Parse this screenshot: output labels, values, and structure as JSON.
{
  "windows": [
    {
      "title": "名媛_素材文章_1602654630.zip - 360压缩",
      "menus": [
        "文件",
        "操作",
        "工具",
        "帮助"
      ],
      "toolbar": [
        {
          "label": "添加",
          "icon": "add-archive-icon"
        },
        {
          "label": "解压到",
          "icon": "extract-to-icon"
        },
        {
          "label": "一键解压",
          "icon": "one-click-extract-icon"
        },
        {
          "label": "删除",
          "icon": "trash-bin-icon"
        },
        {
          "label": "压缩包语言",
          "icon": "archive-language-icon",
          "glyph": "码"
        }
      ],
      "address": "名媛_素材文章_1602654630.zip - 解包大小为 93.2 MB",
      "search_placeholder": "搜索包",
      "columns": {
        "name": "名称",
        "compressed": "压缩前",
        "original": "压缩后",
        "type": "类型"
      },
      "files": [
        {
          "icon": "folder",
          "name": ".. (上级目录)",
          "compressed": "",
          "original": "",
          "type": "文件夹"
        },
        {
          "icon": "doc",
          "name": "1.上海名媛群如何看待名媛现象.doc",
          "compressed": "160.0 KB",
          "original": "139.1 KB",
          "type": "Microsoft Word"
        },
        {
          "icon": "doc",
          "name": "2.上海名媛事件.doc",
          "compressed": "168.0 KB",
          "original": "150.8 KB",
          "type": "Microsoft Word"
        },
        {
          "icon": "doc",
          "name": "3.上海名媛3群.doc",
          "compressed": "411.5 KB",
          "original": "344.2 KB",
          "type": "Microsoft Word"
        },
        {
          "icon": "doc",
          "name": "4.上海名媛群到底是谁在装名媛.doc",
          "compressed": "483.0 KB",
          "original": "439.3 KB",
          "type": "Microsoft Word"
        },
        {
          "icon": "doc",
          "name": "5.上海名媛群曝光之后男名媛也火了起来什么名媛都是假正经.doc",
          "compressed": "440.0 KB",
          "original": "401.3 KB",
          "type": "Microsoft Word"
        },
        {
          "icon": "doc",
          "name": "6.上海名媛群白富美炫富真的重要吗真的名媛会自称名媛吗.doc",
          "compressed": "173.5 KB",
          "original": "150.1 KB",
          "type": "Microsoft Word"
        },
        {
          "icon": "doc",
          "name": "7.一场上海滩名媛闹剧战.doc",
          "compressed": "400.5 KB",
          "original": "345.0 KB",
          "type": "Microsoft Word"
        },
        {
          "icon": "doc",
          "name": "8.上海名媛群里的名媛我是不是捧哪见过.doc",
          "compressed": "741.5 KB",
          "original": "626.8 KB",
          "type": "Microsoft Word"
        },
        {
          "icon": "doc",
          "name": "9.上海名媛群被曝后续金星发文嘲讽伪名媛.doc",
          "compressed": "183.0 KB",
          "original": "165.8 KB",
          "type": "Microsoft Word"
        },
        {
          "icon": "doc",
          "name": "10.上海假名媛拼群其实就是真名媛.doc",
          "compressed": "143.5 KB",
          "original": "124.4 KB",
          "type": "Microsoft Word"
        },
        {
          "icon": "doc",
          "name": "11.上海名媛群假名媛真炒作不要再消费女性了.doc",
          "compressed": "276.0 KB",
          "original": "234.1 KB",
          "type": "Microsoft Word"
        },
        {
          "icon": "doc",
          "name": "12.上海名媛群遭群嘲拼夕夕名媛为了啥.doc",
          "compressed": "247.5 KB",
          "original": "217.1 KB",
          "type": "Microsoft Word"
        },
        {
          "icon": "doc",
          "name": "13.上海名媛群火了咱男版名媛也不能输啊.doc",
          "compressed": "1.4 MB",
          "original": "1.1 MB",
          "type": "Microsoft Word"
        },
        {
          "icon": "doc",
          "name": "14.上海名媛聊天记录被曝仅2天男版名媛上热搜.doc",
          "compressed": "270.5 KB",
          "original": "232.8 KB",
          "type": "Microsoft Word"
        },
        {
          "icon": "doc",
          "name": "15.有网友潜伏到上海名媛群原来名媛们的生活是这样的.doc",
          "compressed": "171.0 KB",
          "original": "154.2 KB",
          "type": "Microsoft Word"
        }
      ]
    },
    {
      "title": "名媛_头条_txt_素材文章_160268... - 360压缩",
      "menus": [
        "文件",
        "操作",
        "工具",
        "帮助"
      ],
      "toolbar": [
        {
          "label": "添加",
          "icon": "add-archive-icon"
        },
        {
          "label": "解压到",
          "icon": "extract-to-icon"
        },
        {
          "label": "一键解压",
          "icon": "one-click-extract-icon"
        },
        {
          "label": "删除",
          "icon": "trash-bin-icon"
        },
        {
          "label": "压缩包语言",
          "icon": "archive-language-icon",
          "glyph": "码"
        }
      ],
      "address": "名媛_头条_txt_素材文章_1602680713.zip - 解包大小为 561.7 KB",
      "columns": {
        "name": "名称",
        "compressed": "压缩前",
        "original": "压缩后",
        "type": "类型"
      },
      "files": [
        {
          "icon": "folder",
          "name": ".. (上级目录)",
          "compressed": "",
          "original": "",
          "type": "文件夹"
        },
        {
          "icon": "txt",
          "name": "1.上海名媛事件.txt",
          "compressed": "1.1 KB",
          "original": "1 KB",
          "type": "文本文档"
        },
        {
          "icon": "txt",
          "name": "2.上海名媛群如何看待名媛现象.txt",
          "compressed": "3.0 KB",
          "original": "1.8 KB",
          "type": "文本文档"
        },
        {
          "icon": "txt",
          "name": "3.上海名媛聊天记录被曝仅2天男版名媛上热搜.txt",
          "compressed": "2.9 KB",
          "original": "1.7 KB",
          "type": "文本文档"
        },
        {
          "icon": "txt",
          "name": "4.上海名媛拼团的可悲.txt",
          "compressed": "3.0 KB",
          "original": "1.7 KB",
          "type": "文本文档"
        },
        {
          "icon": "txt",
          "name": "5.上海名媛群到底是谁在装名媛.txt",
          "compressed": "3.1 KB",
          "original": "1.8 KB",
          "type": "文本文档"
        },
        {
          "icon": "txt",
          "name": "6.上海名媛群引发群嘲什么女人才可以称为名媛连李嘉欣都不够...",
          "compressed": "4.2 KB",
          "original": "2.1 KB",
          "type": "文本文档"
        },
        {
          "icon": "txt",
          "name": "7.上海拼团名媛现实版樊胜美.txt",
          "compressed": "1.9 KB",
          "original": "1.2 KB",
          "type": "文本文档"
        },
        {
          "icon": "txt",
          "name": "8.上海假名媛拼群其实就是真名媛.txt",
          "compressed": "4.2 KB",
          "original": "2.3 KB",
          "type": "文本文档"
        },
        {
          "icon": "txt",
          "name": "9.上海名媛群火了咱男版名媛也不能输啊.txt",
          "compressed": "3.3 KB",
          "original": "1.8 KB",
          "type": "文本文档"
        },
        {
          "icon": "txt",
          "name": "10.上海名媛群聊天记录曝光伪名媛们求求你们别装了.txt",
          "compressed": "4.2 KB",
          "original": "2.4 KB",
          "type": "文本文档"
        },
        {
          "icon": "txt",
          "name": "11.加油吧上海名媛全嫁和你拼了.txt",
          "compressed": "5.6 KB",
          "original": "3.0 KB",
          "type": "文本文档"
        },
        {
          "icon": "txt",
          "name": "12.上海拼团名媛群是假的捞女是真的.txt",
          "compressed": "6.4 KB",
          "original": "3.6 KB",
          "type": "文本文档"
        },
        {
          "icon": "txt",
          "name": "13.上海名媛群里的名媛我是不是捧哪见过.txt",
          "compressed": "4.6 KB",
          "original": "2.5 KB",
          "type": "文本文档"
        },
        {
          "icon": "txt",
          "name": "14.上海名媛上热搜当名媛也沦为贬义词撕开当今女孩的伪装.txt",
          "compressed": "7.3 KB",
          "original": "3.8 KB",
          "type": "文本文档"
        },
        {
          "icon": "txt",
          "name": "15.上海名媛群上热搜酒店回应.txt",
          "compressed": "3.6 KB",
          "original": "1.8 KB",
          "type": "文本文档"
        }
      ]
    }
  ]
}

### Instructions to follow
Each line that has the word "解包大小为" should be copied.

### Result of the exercise
      "address": "名媛_素材文章_1602654630.zip - 解包大小为 93.2 MB",
      "address": "名媛_头条_txt_素材文章_1602680713.zip - 解包大小为 561.7 KB",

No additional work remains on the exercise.